> Work instructions
Filter the records below for the word "tanúsítvány". Copy each line that holds it.

> Data section
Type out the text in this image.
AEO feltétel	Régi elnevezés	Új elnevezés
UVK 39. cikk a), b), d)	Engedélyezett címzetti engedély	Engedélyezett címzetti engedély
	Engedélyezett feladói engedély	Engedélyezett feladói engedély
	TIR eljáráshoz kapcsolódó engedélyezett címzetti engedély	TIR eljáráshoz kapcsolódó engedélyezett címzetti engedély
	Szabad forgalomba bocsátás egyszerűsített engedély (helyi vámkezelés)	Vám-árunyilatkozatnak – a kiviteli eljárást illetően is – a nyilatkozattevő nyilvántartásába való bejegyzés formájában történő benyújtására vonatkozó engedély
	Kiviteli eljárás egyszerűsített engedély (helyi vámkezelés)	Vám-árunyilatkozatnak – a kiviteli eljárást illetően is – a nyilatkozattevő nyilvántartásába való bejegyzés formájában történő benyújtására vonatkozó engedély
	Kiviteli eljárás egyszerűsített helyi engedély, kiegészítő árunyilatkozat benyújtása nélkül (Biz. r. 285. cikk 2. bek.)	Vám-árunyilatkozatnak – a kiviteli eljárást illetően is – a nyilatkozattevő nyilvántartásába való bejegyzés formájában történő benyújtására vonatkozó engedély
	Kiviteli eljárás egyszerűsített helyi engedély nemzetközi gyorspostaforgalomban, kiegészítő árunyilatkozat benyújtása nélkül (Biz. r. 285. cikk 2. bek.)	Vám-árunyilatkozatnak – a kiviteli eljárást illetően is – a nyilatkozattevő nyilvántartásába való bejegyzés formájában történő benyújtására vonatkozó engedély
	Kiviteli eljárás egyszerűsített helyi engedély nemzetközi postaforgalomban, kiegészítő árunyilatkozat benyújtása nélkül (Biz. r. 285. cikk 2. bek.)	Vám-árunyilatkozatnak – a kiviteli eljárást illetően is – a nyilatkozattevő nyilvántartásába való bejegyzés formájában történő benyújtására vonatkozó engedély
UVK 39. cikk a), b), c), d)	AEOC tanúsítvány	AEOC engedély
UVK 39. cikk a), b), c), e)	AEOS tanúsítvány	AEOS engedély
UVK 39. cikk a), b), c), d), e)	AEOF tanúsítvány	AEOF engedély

> Reply
UVK 39. cikk a), b), c), d)	AEOC tanúsítvány	AEOC engedély
UVK 39. cikk a), b), c), e)	AEOS tanúsítvány	AEOS engedély
UVK 39. cikk a), b), c), d), e)	AEOF tanúsítvány	AEOF engedély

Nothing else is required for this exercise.